▶ _Set problem_:
Determine which lines of the records include the word "sulfatés", and copy them.

(Records about charts and figures)
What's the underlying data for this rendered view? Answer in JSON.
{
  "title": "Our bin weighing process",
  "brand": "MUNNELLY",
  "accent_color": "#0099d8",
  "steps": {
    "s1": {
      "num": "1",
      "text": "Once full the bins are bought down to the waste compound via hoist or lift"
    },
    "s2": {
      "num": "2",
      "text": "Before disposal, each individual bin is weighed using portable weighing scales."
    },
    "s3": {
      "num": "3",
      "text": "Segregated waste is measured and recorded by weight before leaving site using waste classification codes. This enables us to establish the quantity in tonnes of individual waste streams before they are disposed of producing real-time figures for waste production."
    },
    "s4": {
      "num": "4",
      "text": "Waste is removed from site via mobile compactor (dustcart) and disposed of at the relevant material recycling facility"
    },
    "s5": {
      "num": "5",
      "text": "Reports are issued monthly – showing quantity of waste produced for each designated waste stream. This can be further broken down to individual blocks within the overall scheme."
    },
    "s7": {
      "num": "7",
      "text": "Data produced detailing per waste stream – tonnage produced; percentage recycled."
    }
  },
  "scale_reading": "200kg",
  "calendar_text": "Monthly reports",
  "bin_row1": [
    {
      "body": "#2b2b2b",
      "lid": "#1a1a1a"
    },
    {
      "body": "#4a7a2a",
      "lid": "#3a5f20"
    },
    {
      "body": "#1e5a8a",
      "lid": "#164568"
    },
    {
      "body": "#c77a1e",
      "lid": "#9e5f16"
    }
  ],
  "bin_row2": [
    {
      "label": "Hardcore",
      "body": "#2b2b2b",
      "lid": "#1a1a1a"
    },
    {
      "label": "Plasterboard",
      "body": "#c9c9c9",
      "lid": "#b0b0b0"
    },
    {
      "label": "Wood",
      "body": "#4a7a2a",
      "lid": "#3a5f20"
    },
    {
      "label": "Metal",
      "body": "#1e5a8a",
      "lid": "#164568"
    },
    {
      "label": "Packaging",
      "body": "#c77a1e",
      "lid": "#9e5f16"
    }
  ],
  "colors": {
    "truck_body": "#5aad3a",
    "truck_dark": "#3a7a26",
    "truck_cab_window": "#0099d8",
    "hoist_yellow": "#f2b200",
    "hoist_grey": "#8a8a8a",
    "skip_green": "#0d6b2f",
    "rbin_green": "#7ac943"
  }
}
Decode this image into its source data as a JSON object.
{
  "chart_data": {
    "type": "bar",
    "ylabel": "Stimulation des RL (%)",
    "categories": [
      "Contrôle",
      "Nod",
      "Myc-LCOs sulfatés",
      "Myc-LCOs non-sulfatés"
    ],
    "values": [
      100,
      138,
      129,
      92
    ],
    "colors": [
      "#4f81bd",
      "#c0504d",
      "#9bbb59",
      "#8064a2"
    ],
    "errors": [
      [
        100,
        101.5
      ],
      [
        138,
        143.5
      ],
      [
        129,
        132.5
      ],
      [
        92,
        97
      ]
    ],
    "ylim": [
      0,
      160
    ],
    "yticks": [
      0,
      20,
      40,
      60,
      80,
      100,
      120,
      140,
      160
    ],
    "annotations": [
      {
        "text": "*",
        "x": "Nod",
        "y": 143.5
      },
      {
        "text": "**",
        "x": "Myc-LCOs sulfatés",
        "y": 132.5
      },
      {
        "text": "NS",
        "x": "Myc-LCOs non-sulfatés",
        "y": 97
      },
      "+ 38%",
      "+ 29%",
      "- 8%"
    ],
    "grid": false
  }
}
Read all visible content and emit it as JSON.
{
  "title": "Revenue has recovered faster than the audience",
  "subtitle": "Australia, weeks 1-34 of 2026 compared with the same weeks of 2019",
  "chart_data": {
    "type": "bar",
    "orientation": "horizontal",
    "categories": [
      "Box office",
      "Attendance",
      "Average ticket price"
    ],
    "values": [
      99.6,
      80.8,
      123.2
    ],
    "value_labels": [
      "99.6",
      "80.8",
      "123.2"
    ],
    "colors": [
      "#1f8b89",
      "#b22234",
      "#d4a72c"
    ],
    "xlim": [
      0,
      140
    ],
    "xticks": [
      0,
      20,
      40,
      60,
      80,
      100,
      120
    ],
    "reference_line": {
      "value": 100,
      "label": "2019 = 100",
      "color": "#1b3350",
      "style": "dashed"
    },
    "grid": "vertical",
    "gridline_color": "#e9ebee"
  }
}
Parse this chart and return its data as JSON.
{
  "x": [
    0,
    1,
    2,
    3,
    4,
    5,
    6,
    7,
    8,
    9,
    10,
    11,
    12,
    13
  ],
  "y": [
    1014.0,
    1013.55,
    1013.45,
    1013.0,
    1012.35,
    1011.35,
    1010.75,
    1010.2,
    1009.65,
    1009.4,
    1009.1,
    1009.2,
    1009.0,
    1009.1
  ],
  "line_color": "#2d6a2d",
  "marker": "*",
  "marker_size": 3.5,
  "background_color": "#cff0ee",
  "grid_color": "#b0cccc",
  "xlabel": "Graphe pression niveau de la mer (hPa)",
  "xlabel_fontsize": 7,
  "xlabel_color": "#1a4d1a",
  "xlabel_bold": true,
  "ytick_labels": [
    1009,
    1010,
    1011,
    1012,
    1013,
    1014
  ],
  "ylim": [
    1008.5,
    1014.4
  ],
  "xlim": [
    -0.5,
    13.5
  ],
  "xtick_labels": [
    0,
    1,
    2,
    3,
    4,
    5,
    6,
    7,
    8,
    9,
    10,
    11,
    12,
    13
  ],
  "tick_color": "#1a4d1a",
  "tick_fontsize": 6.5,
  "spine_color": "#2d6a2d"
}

▶ _Problem solution_:
      "Myc-LCOs sulfatés",
      "Myc-LCOs non-sulfatés"
        "x": "Myc-LCOs sulfatés",
        "x": "Myc-LCOs non-sulfatés",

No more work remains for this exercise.